**WHAT NEEDS TO BE DONE:** Copy every line of the listing exactly.

**PROVIDED INFORMATION:**
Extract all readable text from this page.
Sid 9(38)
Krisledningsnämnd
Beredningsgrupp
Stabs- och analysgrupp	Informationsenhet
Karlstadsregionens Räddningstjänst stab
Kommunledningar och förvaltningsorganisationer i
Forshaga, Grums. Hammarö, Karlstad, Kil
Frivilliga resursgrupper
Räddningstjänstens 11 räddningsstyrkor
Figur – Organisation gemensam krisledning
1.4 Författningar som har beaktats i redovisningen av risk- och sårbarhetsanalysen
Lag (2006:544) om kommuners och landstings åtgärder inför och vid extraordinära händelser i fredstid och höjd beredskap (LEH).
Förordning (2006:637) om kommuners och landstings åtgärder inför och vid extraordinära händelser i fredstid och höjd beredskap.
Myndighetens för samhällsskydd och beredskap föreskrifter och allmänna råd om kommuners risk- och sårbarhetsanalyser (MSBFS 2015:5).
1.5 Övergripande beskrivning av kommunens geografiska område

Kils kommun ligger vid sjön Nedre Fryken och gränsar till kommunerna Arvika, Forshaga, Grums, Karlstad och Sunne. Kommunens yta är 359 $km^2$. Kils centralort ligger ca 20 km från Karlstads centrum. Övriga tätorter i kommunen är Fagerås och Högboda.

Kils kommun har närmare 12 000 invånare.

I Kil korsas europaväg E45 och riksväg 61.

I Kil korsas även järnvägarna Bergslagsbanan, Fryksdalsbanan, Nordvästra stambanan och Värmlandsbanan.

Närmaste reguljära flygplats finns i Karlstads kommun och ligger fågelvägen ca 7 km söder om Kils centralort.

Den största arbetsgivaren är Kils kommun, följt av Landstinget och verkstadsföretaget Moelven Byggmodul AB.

**FINAL ANSWER:**
Extract all readable text from this page.
Sid 9(38)
Krisledningsnämnd
Beredningsgrupp
Stabs- och analysgrupp	Informationsenhet
Karlstadsregionens Räddningstjänst stab
Kommunledningar och förvaltningsorganisationer i
Forshaga, Grums. Hammarö, Karlstad, Kil
Frivilliga resursgrupper
Räddningstjänstens 11 räddningsstyrkor
Figur – Organisation gemensam krisledning
1.4 Författningar som har beaktats i redovisningen av risk- och sårbarhetsanalysen
Lag (2006:544) om kommuners och landstings åtgärder inför och vid extraordinära händelser i fredstid och höjd beredskap (LEH).
Förordning (2006:637) om kommuners och landstings åtgärder inför och vid extraordinära händelser i fredstid och höjd beredskap.
Myndighetens för samhällsskydd och beredskap föreskrifter och allmänna råd om kommuners risk- och sårbarhetsanalyser (MSBFS 2015:5).
1.5 Övergripande beskrivning av kommunens geografiska område

Kils kommun ligger vid sjön Nedre Fryken och gränsar till kommunerna Arvika, Forshaga, Grums, Karlstad och Sunne. Kommunens yta är 359 $km^2$. Kils centralort ligger ca 20 km från Karlstads centrum. Övriga tätorter i kommunen är Fagerås och Högboda.

Kils kommun har närmare 12 000 invånare.

I Kil korsas europaväg E45 och riksväg 61.

I Kil korsas även järnvägarna Bergslagsbanan, Fryksdalsbanan, Nordvästra stambanan och Värmlandsbanan.

Närmaste reguljära flygplats finns i Karlstads kommun och ligger fågelvägen ca 7 km söder om Kils centralort.

Den största arbetsgivaren är Kils kommun, följt av Landstinget och verkstadsföretaget Moelven Byggmodul AB.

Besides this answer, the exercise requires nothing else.